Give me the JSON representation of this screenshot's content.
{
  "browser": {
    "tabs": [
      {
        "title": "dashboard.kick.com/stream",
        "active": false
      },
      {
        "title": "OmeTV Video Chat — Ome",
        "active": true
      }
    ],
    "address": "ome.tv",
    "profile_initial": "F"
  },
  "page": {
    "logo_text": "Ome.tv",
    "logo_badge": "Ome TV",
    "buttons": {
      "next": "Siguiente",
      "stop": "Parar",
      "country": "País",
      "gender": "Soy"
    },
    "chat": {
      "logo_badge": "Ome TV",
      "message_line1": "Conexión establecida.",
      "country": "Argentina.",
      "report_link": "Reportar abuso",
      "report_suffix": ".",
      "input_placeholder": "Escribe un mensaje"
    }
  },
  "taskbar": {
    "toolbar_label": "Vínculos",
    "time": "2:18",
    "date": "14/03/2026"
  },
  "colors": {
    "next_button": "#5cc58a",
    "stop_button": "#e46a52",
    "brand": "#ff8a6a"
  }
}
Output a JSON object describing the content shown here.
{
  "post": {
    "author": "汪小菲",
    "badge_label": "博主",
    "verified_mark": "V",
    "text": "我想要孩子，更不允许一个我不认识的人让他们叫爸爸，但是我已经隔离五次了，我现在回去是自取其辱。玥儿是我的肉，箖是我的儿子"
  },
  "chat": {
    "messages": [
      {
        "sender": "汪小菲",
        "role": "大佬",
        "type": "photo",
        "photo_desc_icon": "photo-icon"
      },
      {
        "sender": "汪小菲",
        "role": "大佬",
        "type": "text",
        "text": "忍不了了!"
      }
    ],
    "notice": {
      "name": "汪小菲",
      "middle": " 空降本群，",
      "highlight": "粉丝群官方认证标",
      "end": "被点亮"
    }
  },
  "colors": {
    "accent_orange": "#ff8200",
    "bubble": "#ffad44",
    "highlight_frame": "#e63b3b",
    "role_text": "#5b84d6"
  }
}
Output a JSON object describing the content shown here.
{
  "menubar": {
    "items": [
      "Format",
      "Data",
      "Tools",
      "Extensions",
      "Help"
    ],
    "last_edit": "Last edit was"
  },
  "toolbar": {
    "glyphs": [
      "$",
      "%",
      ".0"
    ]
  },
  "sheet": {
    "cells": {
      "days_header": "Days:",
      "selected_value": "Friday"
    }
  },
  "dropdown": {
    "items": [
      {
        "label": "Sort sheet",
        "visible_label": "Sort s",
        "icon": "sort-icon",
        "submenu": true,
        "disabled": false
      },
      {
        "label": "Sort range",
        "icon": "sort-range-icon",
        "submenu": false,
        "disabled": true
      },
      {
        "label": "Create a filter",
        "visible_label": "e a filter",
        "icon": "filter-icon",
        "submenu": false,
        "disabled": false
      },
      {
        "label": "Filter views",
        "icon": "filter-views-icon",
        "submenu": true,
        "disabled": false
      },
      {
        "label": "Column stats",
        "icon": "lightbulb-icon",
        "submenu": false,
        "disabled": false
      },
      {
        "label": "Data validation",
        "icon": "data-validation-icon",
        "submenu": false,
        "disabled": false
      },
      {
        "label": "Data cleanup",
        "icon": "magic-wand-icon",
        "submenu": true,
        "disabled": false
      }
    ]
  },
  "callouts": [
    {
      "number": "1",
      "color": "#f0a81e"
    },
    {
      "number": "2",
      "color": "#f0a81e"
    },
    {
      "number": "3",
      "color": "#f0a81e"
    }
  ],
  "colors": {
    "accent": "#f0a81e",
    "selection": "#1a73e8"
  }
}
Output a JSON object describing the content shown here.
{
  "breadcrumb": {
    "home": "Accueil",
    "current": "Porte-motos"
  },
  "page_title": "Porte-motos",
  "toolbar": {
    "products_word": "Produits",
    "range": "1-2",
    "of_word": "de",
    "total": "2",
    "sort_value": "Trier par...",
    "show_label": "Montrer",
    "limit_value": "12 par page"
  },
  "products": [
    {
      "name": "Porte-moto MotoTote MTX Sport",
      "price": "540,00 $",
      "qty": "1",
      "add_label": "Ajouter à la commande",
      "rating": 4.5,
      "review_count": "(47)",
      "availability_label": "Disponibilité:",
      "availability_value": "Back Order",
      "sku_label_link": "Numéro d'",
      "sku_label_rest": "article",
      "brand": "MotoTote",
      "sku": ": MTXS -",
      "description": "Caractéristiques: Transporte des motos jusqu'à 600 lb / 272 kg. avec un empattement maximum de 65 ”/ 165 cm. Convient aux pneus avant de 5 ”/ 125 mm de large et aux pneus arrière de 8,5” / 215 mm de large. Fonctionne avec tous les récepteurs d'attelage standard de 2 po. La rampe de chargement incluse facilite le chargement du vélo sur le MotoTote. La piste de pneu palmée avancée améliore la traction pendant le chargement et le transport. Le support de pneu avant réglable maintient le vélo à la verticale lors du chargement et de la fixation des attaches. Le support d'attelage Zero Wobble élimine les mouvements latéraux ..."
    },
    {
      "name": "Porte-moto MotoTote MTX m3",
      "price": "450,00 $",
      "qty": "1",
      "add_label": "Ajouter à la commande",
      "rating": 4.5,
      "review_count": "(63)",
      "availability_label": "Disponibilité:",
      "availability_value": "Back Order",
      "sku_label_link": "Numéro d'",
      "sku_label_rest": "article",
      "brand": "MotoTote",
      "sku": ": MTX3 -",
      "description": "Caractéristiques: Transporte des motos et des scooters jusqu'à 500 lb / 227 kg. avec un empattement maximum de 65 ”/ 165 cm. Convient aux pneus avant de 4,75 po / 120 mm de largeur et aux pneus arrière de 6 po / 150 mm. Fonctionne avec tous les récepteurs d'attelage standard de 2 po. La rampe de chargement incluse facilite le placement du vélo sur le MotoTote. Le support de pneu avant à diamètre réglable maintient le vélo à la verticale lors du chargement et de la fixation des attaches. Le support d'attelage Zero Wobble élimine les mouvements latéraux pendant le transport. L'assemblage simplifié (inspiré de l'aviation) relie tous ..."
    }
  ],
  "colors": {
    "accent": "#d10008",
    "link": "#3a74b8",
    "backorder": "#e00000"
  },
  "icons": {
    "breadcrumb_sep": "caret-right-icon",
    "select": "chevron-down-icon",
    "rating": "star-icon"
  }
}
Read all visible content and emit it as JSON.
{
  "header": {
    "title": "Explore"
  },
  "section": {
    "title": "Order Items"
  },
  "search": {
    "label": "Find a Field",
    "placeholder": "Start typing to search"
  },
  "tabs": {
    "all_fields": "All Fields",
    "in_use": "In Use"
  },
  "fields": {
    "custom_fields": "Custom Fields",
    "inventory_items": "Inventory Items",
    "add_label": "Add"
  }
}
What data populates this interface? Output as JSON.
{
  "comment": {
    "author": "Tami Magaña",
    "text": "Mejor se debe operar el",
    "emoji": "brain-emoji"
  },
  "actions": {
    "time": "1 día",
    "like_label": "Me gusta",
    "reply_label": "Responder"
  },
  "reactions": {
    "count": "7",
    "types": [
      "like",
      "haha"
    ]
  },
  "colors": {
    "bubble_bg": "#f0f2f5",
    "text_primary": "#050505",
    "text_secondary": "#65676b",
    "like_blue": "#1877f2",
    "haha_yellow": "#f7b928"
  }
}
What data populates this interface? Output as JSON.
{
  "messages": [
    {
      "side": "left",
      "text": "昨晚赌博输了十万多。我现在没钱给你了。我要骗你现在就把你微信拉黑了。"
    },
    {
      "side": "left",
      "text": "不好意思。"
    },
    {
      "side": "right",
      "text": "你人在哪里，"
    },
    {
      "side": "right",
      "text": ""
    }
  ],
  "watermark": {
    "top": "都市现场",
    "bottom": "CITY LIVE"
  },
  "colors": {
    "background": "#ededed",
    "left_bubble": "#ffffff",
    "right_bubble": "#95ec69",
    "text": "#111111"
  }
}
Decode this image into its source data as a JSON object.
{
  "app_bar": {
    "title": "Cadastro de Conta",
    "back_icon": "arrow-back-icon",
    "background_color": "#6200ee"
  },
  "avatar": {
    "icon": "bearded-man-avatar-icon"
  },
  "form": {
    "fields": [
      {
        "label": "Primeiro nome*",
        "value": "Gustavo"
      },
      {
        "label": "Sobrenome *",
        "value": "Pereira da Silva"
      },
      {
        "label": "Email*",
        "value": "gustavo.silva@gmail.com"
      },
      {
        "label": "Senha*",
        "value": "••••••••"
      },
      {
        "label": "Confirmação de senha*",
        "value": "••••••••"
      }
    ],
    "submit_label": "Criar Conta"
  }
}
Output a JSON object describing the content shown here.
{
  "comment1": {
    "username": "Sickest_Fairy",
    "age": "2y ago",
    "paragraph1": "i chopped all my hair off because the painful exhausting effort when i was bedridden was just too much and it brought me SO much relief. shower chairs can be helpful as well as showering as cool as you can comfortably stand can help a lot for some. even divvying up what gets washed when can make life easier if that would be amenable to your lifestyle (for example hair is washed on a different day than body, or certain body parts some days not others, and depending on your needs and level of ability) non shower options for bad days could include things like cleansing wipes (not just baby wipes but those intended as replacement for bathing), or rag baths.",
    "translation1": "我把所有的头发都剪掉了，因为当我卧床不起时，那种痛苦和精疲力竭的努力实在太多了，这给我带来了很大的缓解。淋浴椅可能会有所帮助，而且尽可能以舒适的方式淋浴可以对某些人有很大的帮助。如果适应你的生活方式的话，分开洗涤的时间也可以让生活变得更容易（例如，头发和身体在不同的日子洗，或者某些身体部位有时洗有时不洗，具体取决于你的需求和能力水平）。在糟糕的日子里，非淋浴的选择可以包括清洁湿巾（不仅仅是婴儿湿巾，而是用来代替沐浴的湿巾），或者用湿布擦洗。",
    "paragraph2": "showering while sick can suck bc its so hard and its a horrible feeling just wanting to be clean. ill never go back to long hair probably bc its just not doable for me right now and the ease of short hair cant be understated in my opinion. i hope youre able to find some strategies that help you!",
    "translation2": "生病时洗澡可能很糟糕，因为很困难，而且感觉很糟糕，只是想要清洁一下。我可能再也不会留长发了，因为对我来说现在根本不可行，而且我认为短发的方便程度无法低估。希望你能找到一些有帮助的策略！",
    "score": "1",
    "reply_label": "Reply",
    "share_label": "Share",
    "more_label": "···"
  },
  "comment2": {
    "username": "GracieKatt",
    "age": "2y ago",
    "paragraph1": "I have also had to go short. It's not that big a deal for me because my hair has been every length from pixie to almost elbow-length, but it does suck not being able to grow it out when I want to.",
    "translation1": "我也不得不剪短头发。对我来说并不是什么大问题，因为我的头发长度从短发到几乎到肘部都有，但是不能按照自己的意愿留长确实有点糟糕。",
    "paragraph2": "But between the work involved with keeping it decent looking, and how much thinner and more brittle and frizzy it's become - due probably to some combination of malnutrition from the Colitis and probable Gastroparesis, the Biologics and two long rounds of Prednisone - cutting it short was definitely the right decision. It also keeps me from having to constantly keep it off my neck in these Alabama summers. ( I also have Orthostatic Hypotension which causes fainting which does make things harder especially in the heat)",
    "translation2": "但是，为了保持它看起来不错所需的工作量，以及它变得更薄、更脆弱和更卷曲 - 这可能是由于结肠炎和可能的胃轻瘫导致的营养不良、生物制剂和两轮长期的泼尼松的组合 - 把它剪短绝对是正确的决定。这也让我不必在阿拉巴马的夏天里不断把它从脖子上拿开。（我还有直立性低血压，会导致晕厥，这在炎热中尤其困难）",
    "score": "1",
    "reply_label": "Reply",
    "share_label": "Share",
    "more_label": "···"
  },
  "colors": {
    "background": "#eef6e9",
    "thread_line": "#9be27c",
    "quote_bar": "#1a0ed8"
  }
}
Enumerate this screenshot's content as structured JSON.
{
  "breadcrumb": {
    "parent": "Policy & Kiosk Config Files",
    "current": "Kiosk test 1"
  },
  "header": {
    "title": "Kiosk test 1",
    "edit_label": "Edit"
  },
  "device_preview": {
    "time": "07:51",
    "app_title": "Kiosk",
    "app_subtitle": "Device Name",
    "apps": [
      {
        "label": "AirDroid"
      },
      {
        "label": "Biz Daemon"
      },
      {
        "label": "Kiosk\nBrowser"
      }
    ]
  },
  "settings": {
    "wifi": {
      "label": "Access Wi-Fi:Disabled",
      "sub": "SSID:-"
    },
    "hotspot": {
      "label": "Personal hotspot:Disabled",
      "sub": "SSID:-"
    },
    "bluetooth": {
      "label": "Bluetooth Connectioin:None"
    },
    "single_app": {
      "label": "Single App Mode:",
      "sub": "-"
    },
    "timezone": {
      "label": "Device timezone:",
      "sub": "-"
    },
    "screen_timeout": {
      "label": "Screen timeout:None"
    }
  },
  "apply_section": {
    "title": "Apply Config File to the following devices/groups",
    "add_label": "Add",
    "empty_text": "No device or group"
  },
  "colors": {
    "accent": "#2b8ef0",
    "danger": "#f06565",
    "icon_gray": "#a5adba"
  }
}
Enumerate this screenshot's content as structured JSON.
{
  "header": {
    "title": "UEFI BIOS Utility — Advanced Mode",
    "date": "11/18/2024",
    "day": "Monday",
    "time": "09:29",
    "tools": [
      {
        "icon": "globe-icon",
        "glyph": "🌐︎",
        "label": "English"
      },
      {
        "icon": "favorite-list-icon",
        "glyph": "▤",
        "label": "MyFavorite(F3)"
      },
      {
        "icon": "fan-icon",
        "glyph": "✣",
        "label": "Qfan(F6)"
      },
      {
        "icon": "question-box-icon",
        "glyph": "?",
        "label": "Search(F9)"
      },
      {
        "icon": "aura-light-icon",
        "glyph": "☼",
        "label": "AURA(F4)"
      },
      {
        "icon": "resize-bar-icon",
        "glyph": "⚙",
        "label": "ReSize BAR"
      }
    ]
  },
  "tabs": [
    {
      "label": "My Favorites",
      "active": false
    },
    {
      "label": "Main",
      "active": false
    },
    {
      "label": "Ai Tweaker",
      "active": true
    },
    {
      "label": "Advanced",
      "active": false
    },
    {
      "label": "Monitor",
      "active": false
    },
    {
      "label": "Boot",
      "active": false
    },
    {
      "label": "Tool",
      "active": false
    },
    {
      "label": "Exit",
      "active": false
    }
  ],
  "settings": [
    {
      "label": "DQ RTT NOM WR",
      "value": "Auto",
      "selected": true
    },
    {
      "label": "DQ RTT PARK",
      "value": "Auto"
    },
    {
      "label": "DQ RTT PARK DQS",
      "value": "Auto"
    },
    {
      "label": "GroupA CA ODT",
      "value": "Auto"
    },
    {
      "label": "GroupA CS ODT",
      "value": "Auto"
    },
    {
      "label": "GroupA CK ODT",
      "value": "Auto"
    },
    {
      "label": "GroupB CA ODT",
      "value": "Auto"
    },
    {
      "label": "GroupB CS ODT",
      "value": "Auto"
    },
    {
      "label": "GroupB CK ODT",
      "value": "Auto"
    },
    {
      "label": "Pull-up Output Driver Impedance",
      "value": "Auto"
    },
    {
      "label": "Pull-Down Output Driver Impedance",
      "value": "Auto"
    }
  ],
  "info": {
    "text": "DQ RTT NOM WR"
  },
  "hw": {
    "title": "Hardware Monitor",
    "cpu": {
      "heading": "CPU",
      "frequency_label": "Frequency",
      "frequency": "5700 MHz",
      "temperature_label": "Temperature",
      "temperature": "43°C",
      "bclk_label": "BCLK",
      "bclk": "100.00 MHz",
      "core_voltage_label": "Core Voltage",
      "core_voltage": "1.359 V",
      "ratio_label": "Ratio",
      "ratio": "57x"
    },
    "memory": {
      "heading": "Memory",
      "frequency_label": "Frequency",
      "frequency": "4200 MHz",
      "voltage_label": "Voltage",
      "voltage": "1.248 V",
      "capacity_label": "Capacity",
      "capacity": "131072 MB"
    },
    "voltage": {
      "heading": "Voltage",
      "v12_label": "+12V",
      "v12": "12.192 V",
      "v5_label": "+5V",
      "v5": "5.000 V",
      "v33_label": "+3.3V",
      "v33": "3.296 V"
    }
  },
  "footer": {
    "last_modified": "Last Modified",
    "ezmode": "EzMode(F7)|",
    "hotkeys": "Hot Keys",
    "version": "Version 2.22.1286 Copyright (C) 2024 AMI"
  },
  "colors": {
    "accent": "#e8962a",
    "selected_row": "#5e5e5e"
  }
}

● ● ● ● ●

▸ Written instruction
From the entries above, copy each line holding "pendant".

▸ Expected answer
      "description": "Caractéristiques: Transporte des motos jusqu'à 600 lb / 272 kg. avec un empattement maximum de 65 ”/ 165 cm. Convient aux pneus avant de 5 ”/ 125 mm de large et aux pneus arrière de 8,5” / 215 mm de large. Fonctionne avec tous les récepteurs d'attelage standard de 2 po. La rampe de chargement incluse facilite le chargement du vélo sur le MotoTote. La piste de pneu palmée avancée améliore la traction pendant le chargement et le transport. Le support de pneu avant réglable maintient le vélo à la verticale lors du chargement et de la fixation des attaches. Le support d'attelage Zero Wobble élimine les mouvements latéraux ..."
      "description": "Caractéristiques: Transporte des motos et des scooters jusqu'à 500 lb / 227 kg. avec un empattement maximum de 65 ”/ 165 cm. Convient aux pneus avant de 4,75 po / 120 mm de largeur et aux pneus arrière de 6 po / 150 mm. Fonctionne avec tous les récepteurs d'attelage standard de 2 po. La rampe de chargement incluse facilite le placement du vélo sur le MotoTote. Le support de pneu avant à diamètre réglable maintient le vélo à la verticale lors du chargement et de la fixation des attaches. Le support d'attelage Zero Wobble élimine les mouvements latéraux pendant le transport. L'assemblage simplifié (inspiré de l'aviation) relie tous ..."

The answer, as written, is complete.